§ Given task: Copy word for word the line containing "Convert this document image to plain text." together with all lines following it to the end of the listing below, without the pictures.

§ Data excerpts:
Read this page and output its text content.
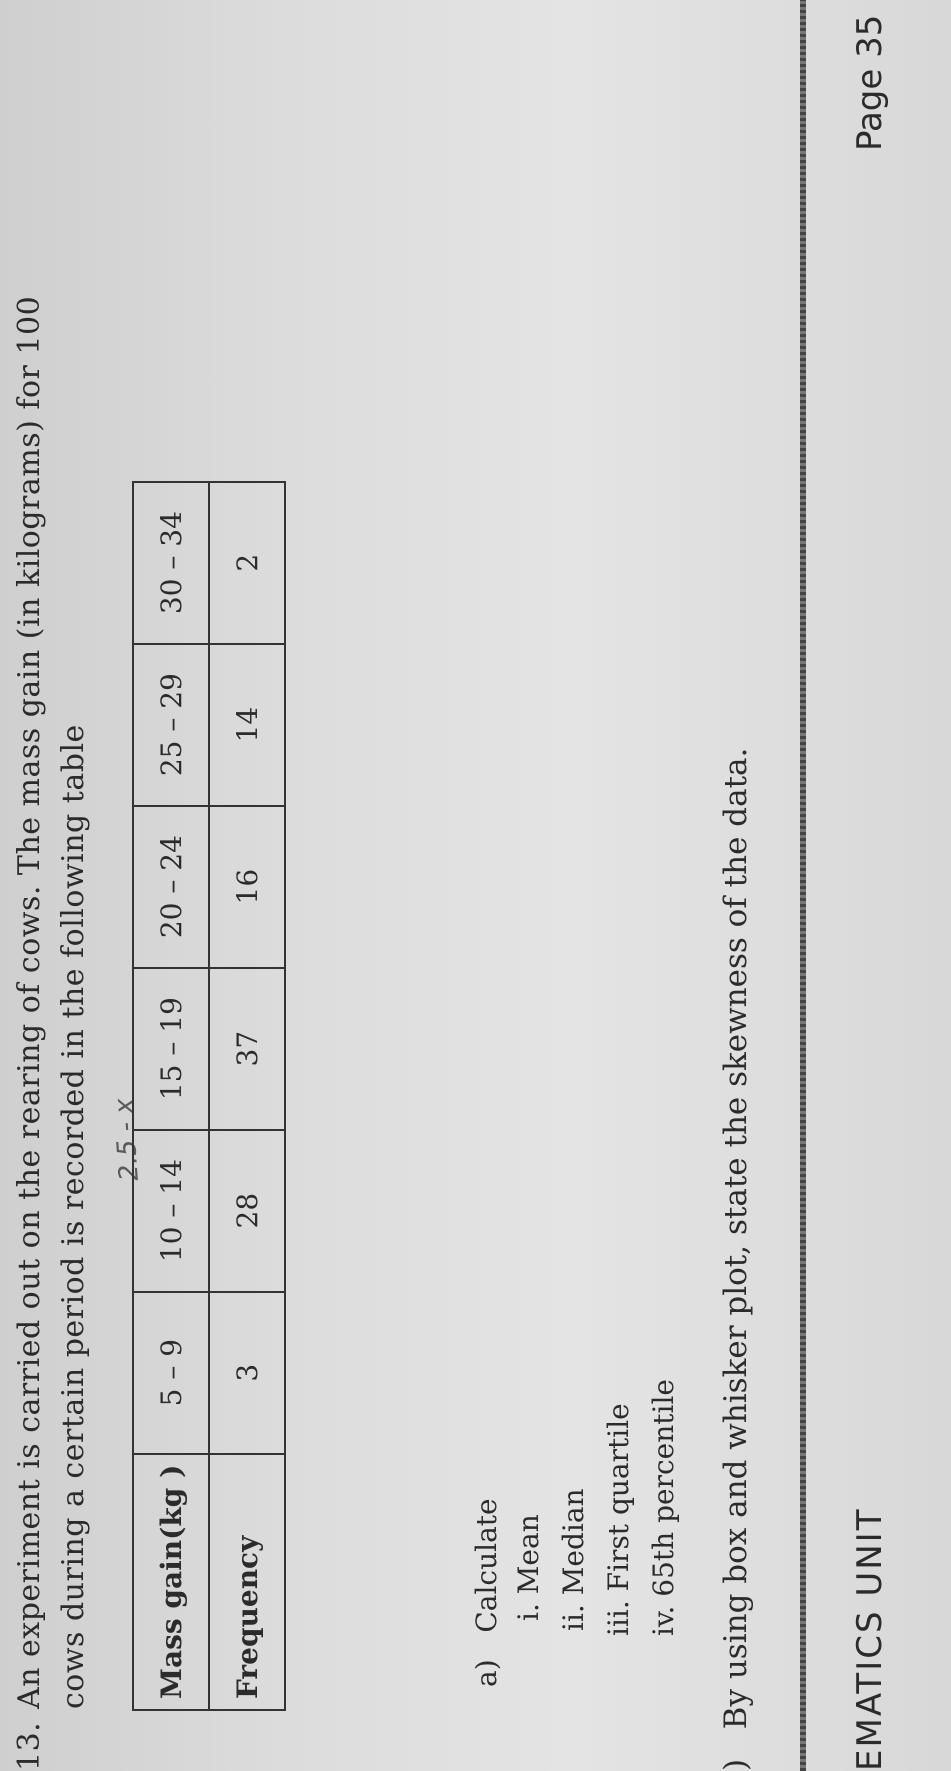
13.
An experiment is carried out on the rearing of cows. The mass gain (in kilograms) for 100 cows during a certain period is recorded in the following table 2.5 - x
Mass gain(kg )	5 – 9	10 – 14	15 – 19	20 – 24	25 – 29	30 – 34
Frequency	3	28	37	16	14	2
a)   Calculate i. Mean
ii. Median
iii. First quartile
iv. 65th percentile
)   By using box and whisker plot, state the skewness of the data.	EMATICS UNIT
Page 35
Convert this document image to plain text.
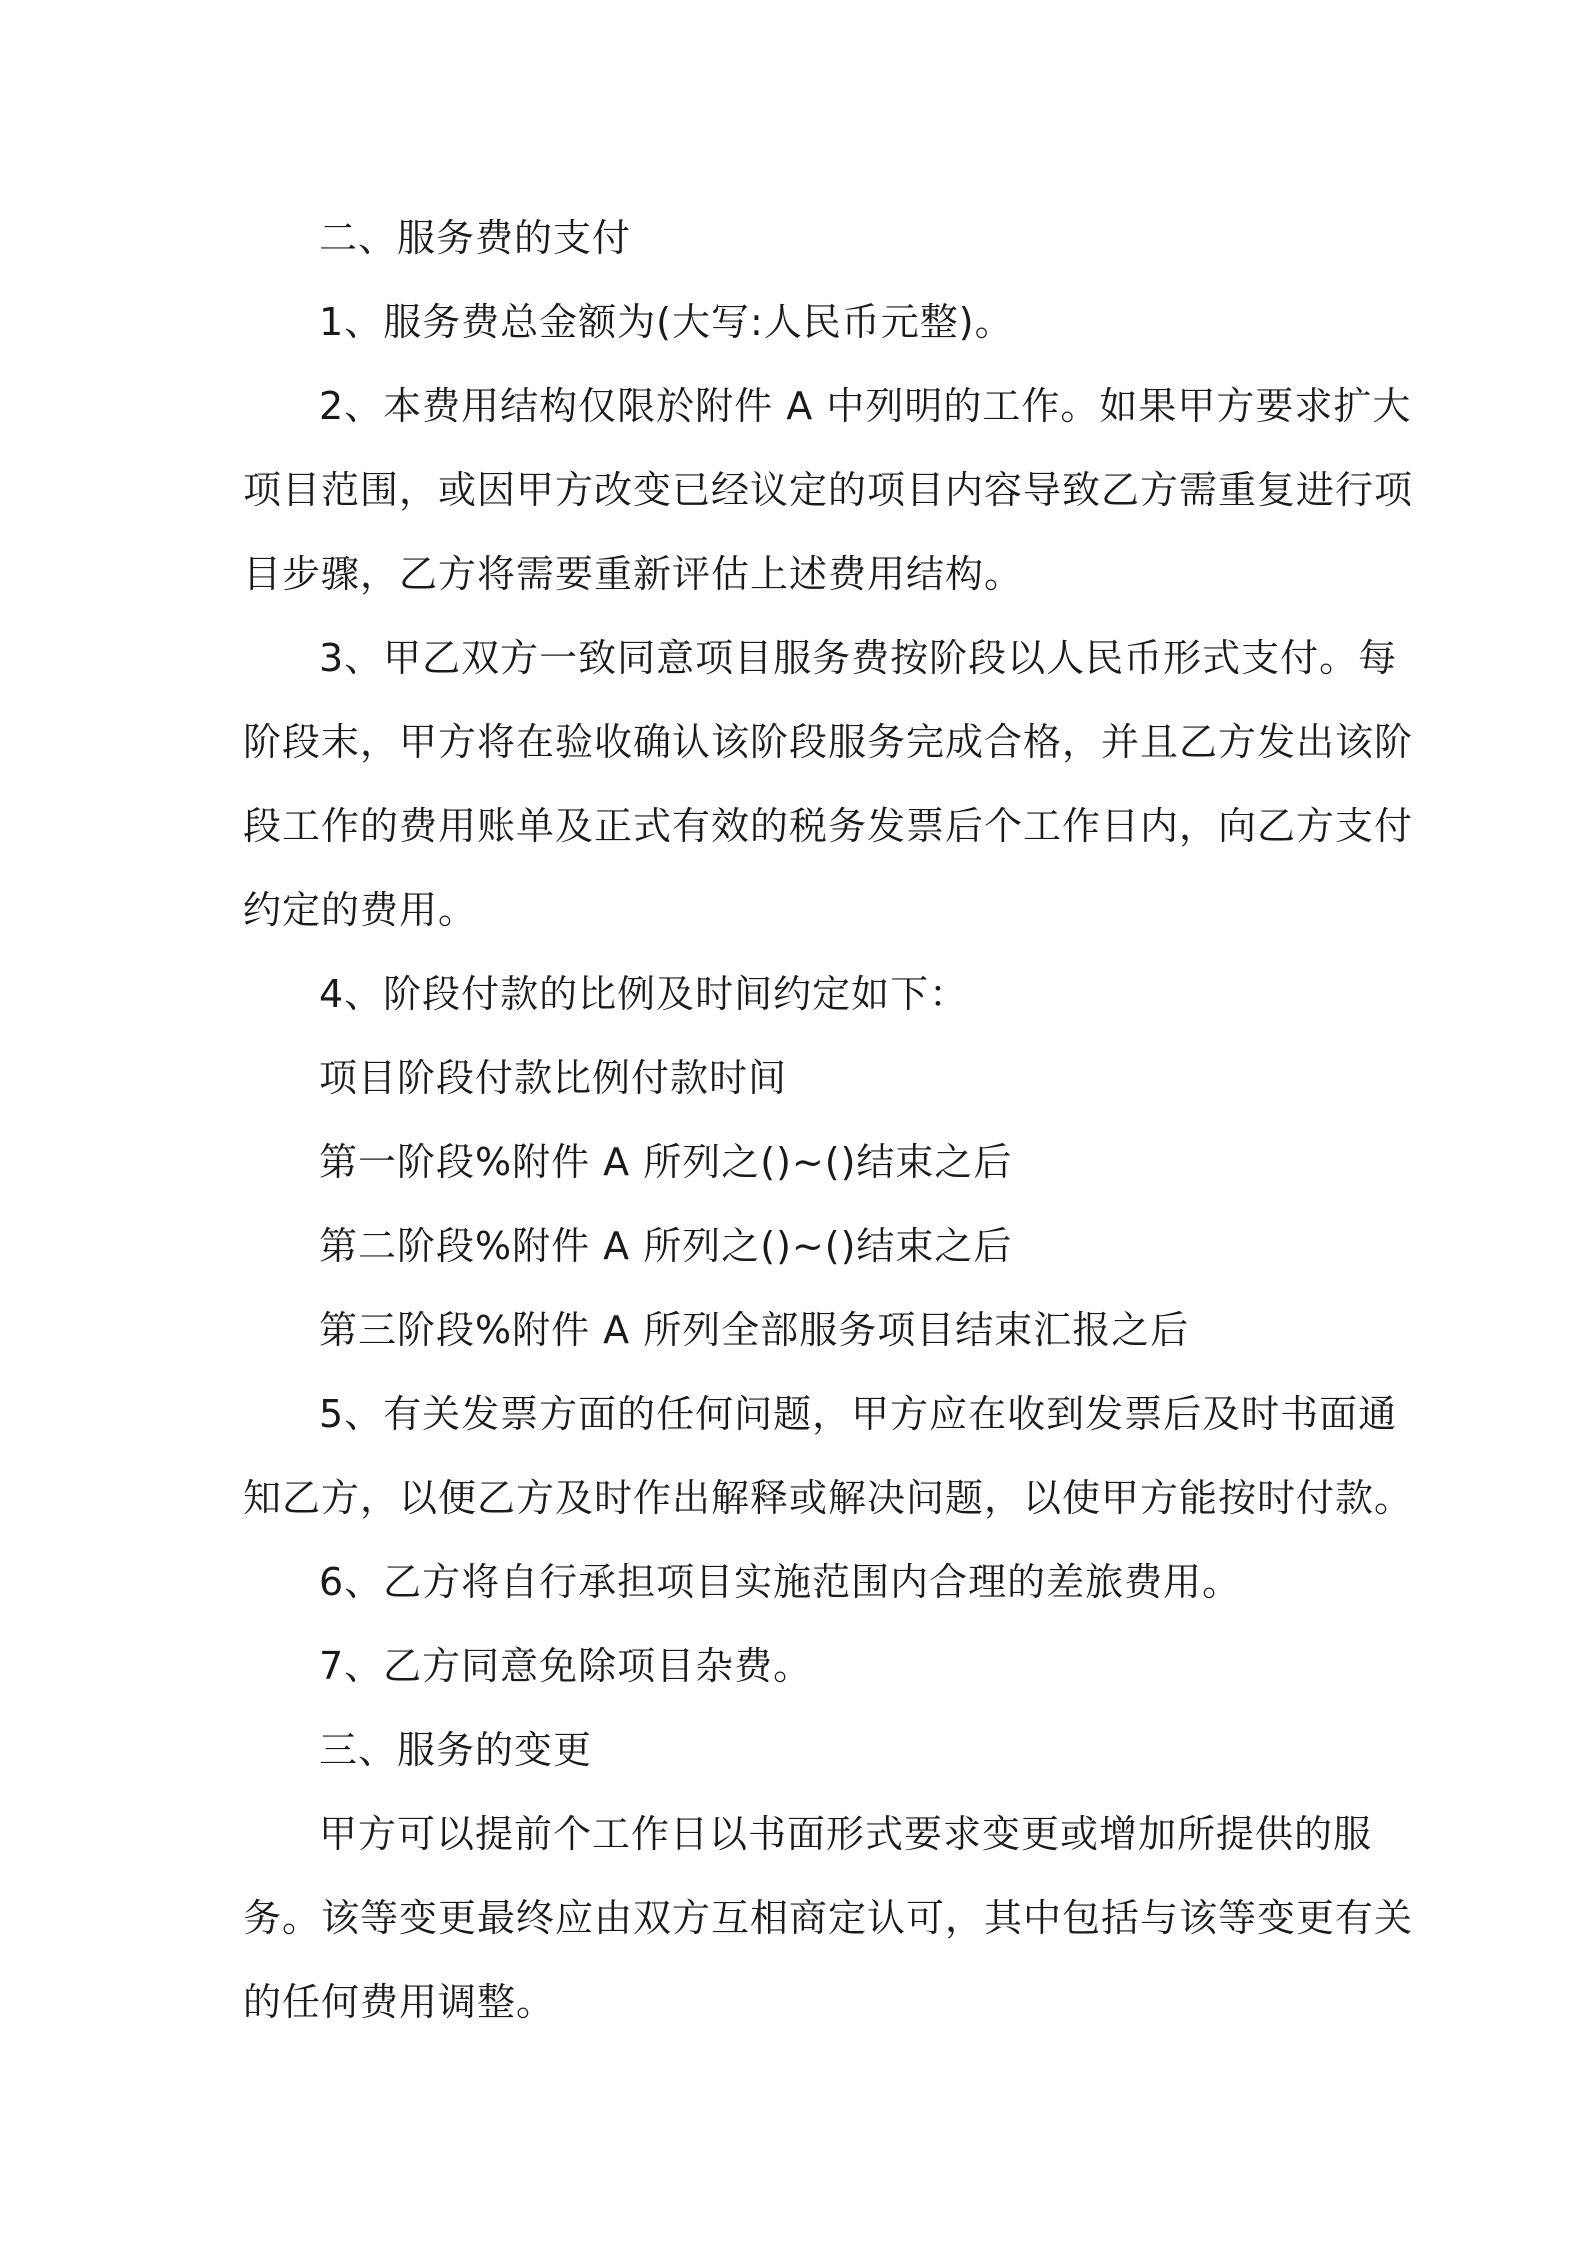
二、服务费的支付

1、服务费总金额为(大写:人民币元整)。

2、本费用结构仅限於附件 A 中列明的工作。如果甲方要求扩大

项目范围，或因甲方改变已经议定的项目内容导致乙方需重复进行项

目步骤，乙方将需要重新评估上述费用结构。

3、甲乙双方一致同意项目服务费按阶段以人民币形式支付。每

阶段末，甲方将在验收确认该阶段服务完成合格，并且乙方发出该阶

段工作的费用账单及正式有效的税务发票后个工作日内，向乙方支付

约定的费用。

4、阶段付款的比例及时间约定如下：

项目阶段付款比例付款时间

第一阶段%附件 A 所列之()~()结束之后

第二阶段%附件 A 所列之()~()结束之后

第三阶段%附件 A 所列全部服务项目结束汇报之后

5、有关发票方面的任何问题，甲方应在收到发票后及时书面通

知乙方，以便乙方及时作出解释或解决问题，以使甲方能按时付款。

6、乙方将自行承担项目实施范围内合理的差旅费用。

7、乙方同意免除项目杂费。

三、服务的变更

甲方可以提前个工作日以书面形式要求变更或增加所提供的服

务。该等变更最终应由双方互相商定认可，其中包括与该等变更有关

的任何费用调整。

§ Exercise solution:
Convert this document image to plain text.
二、服务费的支付

1、服务费总金额为(大写:人民币元整)。

2、本费用结构仅限於附件 A 中列明的工作。如果甲方要求扩大

项目范围，或因甲方改变已经议定的项目内容导致乙方需重复进行项

目步骤，乙方将需要重新评估上述费用结构。

3、甲乙双方一致同意项目服务费按阶段以人民币形式支付。每

阶段末，甲方将在验收确认该阶段服务完成合格，并且乙方发出该阶

段工作的费用账单及正式有效的税务发票后个工作日内，向乙方支付

约定的费用。

4、阶段付款的比例及时间约定如下：

项目阶段付款比例付款时间

第一阶段%附件 A 所列之()~()结束之后

第二阶段%附件 A 所列之()~()结束之后

第三阶段%附件 A 所列全部服务项目结束汇报之后

5、有关发票方面的任何问题，甲方应在收到发票后及时书面通

知乙方，以便乙方及时作出解释或解决问题，以使甲方能按时付款。

6、乙方将自行承担项目实施范围内合理的差旅费用。

7、乙方同意免除项目杂费。

三、服务的变更

甲方可以提前个工作日以书面形式要求变更或增加所提供的服

务。该等变更最终应由双方互相商定认可，其中包括与该等变更有关

的任何费用调整。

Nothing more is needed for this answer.